Set exercise -
Find the lines with "essere" in them and copy them out.
-- Start of Records supplied --
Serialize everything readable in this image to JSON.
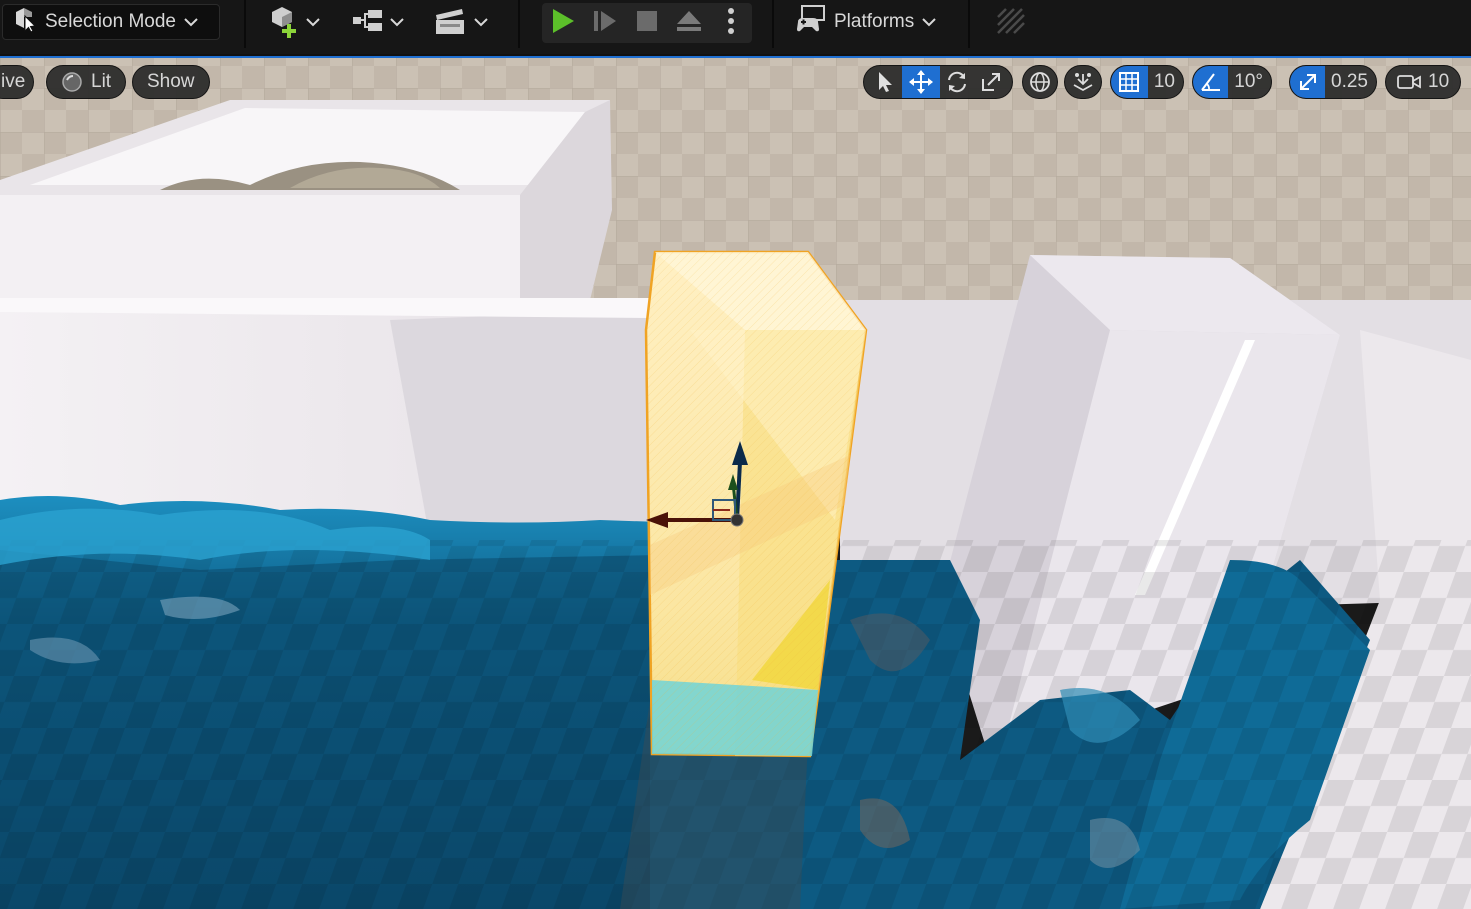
{
  "toolbar": {
    "mode_label": "Selection Mode",
    "platforms_label": "Platforms",
    "icons": {
      "mode": "selection-mode-icon",
      "add_actor": "add-actor-icon",
      "blueprint": "blueprint-icon",
      "cinematics": "cinematics-icon",
      "play": "play-icon",
      "advance_frame": "advance-frame-icon",
      "stop": "stop-icon",
      "eject": "eject-icon",
      "options": "more-options-icon",
      "platforms": "platforms-icon",
      "settings": "settings-icon"
    },
    "colors": {
      "play": "#5cbf2a",
      "add": "#8cd43a"
    }
  },
  "viewport": {
    "view_mode_partial": "ive",
    "lit_label": "Lit",
    "show_label": "Show",
    "grid_snap_value": "10",
    "rotation_snap_value": "10°",
    "scale_snap_value": "0.25",
    "camera_speed_value": "10",
    "icons": {
      "select": "select-arrow-icon",
      "translate": "translate-icon",
      "rotate": "rotate-icon",
      "scale": "scale-icon",
      "world_local": "world-globe-icon",
      "surface_snap": "surface-snap-icon",
      "grid_snap": "grid-snap-icon",
      "rotation_snap": "angle-icon",
      "scale_snap": "scale-snap-icon",
      "camera_speed": "camera-icon"
    },
    "colors": {
      "accent": "#1f6fd1",
      "selection": "#f0a323",
      "water": "#0d5f8c"
    }
  }
}
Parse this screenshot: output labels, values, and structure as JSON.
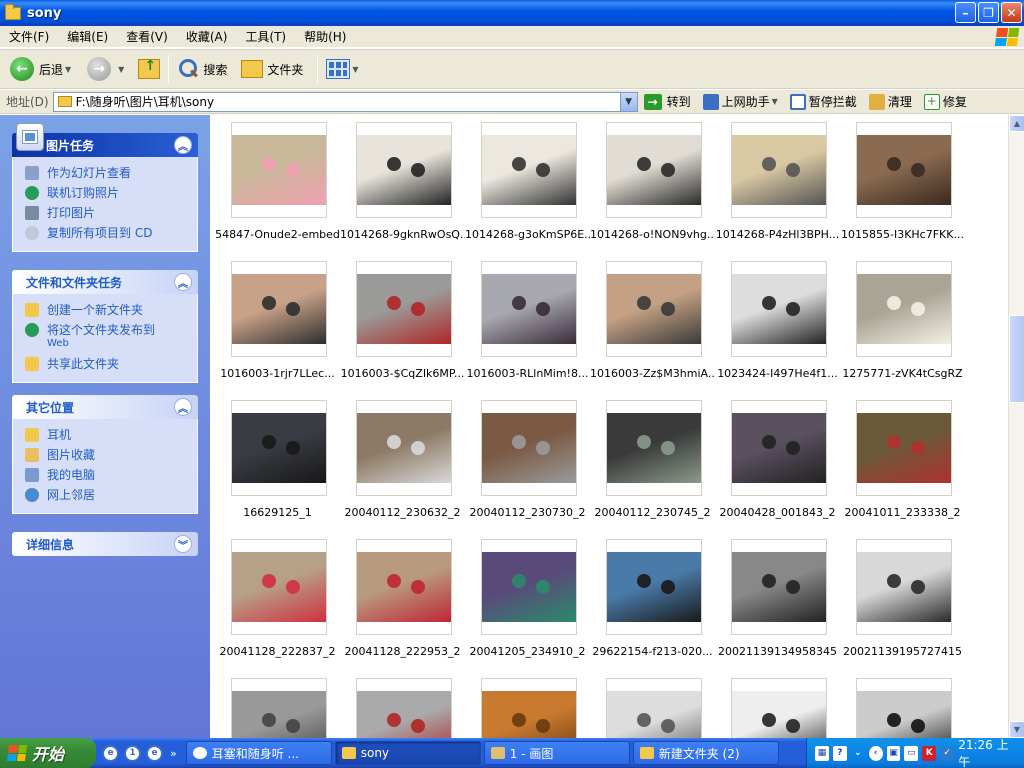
{
  "window": {
    "title": "sony"
  },
  "menu": [
    "文件(F)",
    "编辑(E)",
    "查看(V)",
    "收藏(A)",
    "工具(T)",
    "帮助(H)"
  ],
  "toolbar": {
    "back": "后退",
    "search": "搜索",
    "folders": "文件夹"
  },
  "address": {
    "label": "地址(D)",
    "path": "F:\\随身听\\图片\\耳机\\sony",
    "go": "转到",
    "tools": [
      "上网助手",
      "暂停拦截",
      "清理",
      "修复"
    ]
  },
  "taskpane": {
    "picture_tasks": {
      "title": "图片任务",
      "items": [
        "作为幻灯片查看",
        "联机订购照片",
        "打印图片",
        "复制所有项目到 CD"
      ]
    },
    "file_tasks": {
      "title": "文件和文件夹任务",
      "items": [
        "创建一个新文件夹",
        "将这个文件夹发布到",
        "共享此文件夹"
      ],
      "item2_sub": "Web"
    },
    "other_places": {
      "title": "其它位置",
      "items": [
        "耳机",
        "图片收藏",
        "我的电脑",
        "网上邻居"
      ]
    },
    "details": {
      "title": "详细信息"
    }
  },
  "files": [
    "54847-Onude2-embed",
    "1014268-9gknRwOsQ...",
    "1014268-g3oKmSP6E...",
    "1014268-o!NON9vhg...",
    "1014268-P4zHl3BPH...",
    "1015855-I3KHc7FKK...",
    "1016003-1rjr7LLec...",
    "1016003-$CqZIk6MP...",
    "1016003-RLlnMim!8...",
    "1016003-Zz$M3hmiA...",
    "1023424-I497He4f1...",
    "1275771-zVK4tCsgRZ",
    "16629125_1",
    "20040112_230632_2",
    "20040112_230730_2",
    "20040112_230745_2",
    "20040428_001843_2",
    "20041011_233338_2",
    "20041128_222837_2",
    "20041128_222953_2",
    "20041205_234910_2",
    "29622154-f213-020...",
    "20021139134958345",
    "20021139195727415",
    "",
    "",
    "",
    "",
    "",
    ""
  ],
  "thumb_colors": [
    [
      "#c9b79a",
      "#f0a0b0"
    ],
    [
      "#e8e4dc",
      "#222"
    ],
    [
      "#ece8df",
      "#333"
    ],
    [
      "#e2ddd4",
      "#2a2a2a"
    ],
    [
      "#d9c9a3",
      "#555"
    ],
    [
      "#8a6a50",
      "#3a2a20"
    ],
    [
      "#c7a188",
      "#2e2e2e"
    ],
    [
      "#9a9a98",
      "#b02525"
    ],
    [
      "#a8a8b0",
      "#3a2a3a"
    ],
    [
      "#c4a184",
      "#3a3a3a"
    ],
    [
      "#ddd",
      "#222"
    ],
    [
      "#aaa494",
      "#f4f0e4"
    ],
    [
      "#3a3c44",
      "#181818"
    ],
    [
      "#8d7a66",
      "#d8d8d8"
    ],
    [
      "#7a5a44",
      "#9a9a9a"
    ],
    [
      "#3a3a3a",
      "#8a9a8a"
    ],
    [
      "#5a5060",
      "#222"
    ],
    [
      "#6b5a3a",
      "#b03030"
    ],
    [
      "#b6a088",
      "#d03040"
    ],
    [
      "#b89a80",
      "#c02535"
    ],
    [
      "#5a4a7a",
      "#2a8a6a"
    ],
    [
      "#4a7aa8",
      "#1a1a1a"
    ],
    [
      "#888",
      "#222"
    ],
    [
      "#d8d8d8",
      "#2a2a2a"
    ],
    [
      "#999",
      "#444"
    ],
    [
      "#aaa",
      "#b02525"
    ],
    [
      "#c87a30",
      "#6a3a10"
    ],
    [
      "#ddd",
      "#555"
    ],
    [
      "#eee",
      "#222"
    ],
    [
      "#ccc",
      "#111"
    ]
  ],
  "taskbar": {
    "start": "开始",
    "buttons": [
      "耳塞和随身听 ...",
      "sony",
      "1 - 画图",
      "新建文件夹 (2)"
    ],
    "clock": "21:26 上午"
  }
}
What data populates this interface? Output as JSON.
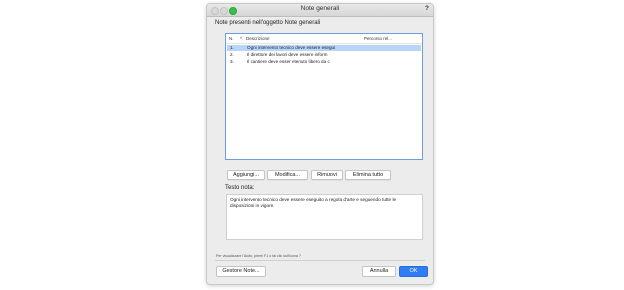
{
  "window": {
    "title": "Note generali",
    "help_icon": "?"
  },
  "section_label": "Note presenti nell'oggetto Note generali",
  "list": {
    "columns": [
      "N.",
      "Descrizione",
      "Percorso rel..."
    ],
    "sort_indicator": "^",
    "rows": [
      {
        "n": "1.",
        "desc": "Ogni intervento tecnico deve essere esegui",
        "selected": true
      },
      {
        "n": "2.",
        "desc": "Il direttore dei lavori deve essere inform",
        "selected": false
      },
      {
        "n": "3.",
        "desc": "Il cantiere deve esser etenuto libero da c",
        "selected": false
      }
    ]
  },
  "buttons": {
    "add": "Aggiungi...",
    "edit": "Modifica...",
    "remove": "Rimuovi",
    "remove_all": "Elimina tutto"
  },
  "note": {
    "label": "Testo nota:",
    "text": "Ogni intervento tecnico deve essere eseguito a regola d'arte e seguendo tutte le disposizioni in vigore."
  },
  "hint": "Per visualizzare l'Aiuto, premi F1 o fai clic sull'icona ?",
  "footer": {
    "manage": "Gestore Note...",
    "cancel": "Annulla",
    "ok": "OK"
  },
  "colors": {
    "accent": "#2f7cf6",
    "selection": "#b8d4f8",
    "focus_border": "#6b9be0"
  }
}
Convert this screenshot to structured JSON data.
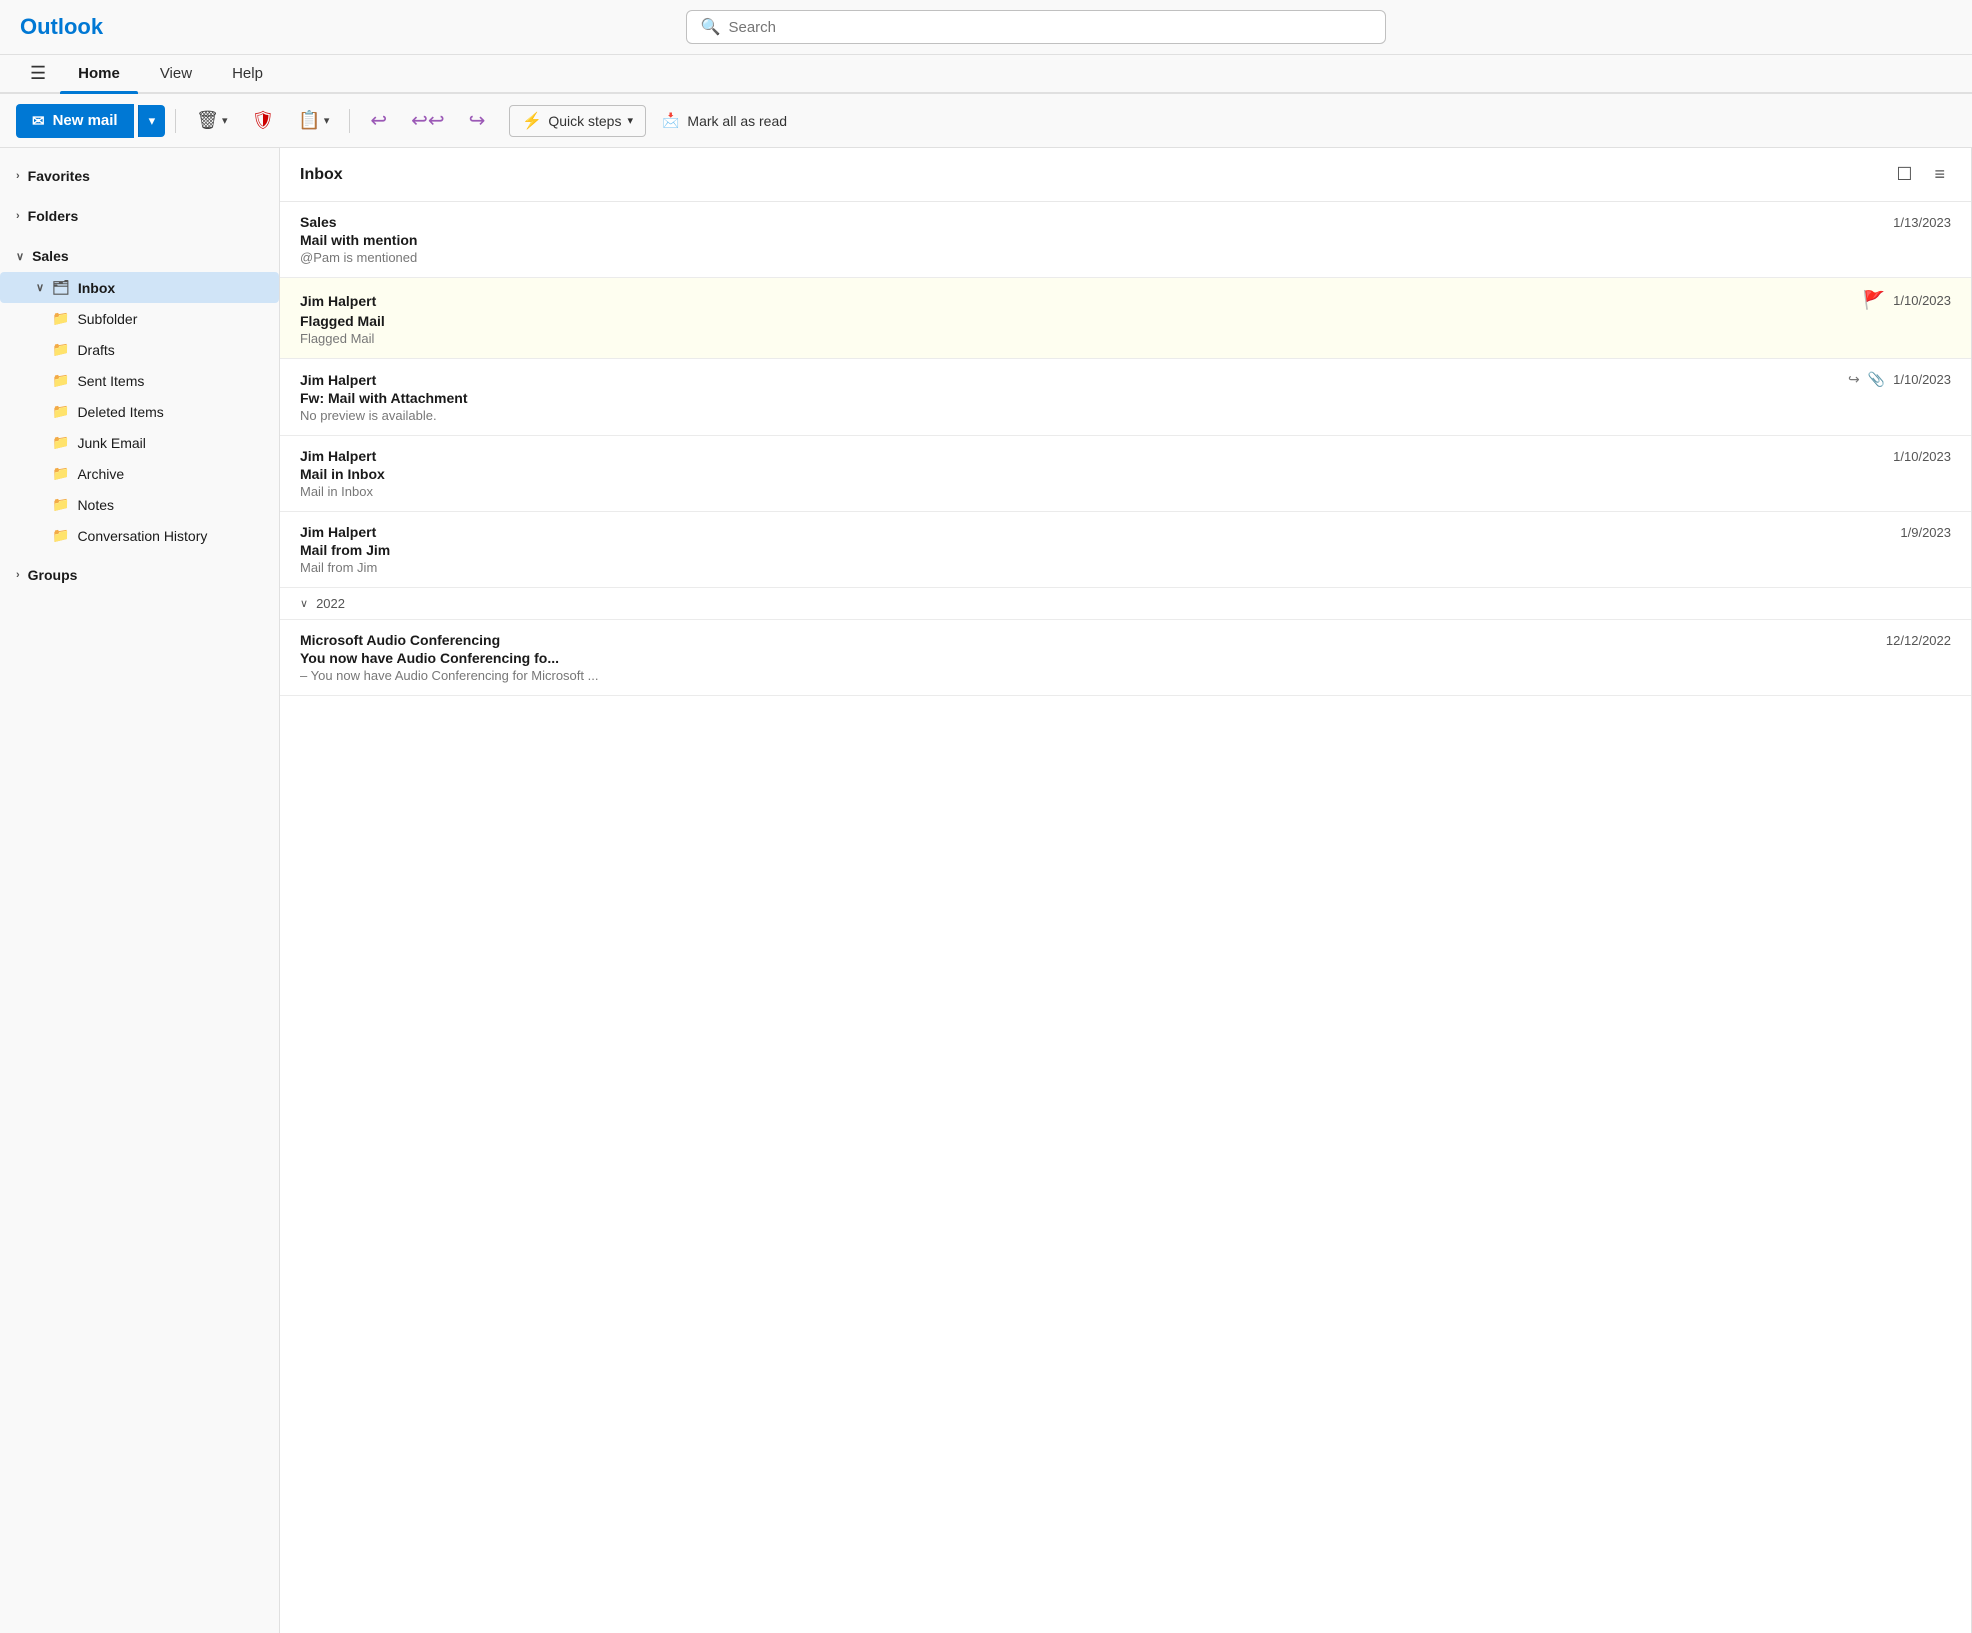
{
  "app": {
    "title": "Outlook"
  },
  "search": {
    "placeholder": "Search"
  },
  "nav": {
    "tabs": [
      {
        "id": "home",
        "label": "Home",
        "active": true
      },
      {
        "id": "view",
        "label": "View",
        "active": false
      },
      {
        "id": "help",
        "label": "Help",
        "active": false
      }
    ]
  },
  "toolbar": {
    "new_mail_label": "New mail",
    "quick_steps_label": "Quick steps",
    "mark_all_read_label": "Mark all as read"
  },
  "sidebar": {
    "favorites_label": "Favorites",
    "folders_label": "Folders",
    "sales_label": "Sales",
    "inbox_label": "Inbox",
    "subfolder_label": "Subfolder",
    "drafts_label": "Drafts",
    "sent_items_label": "Sent Items",
    "deleted_items_label": "Deleted Items",
    "junk_email_label": "Junk Email",
    "archive_label": "Archive",
    "notes_label": "Notes",
    "conversation_history_label": "Conversation History",
    "groups_label": "Groups"
  },
  "email_panel": {
    "title": "Inbox",
    "emails": [
      {
        "id": "e1",
        "sender": "Sales",
        "subject": "Mail with mention",
        "preview": "@Pam is mentioned",
        "date": "1/13/2023",
        "flagged": false,
        "forwarded": false,
        "attachment": false,
        "section": null
      },
      {
        "id": "e2",
        "sender": "Jim Halpert",
        "subject": "Flagged Mail",
        "preview": "Flagged Mail",
        "date": "1/10/2023",
        "flagged": true,
        "forwarded": false,
        "attachment": false,
        "section": null
      },
      {
        "id": "e3",
        "sender": "Jim Halpert",
        "subject": "Fw: Mail with Attachment",
        "preview": "No preview is available.",
        "date": "1/10/2023",
        "flagged": false,
        "forwarded": true,
        "attachment": true,
        "section": null
      },
      {
        "id": "e4",
        "sender": "Jim Halpert",
        "subject": "Mail in Inbox",
        "preview": "Mail in Inbox",
        "date": "1/10/2023",
        "flagged": false,
        "forwarded": false,
        "attachment": false,
        "section": null
      },
      {
        "id": "e5",
        "sender": "Jim Halpert",
        "subject": "Mail from Jim",
        "preview": "Mail from Jim",
        "date": "1/9/2023",
        "flagged": false,
        "forwarded": false,
        "attachment": false,
        "section": null
      },
      {
        "id": "e6",
        "sender": "Microsoft Audio Conferencing",
        "subject": "You now have Audio Conferencing fo...",
        "preview": "– You now have Audio Conferencing for Microsoft ...",
        "date": "12/12/2022",
        "flagged": false,
        "forwarded": false,
        "attachment": false,
        "section": "2022"
      }
    ]
  }
}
-- End of Records supplied --
Response for this exercise -
        "desc": "Ogni intervento tecnico deve essere esegui",
        "desc": "Il direttore dei lavori deve essere inform",
    "text": "Ogni intervento tecnico deve essere eseguito a regola d'arte e seguendo tutte le disposizioni in vigore."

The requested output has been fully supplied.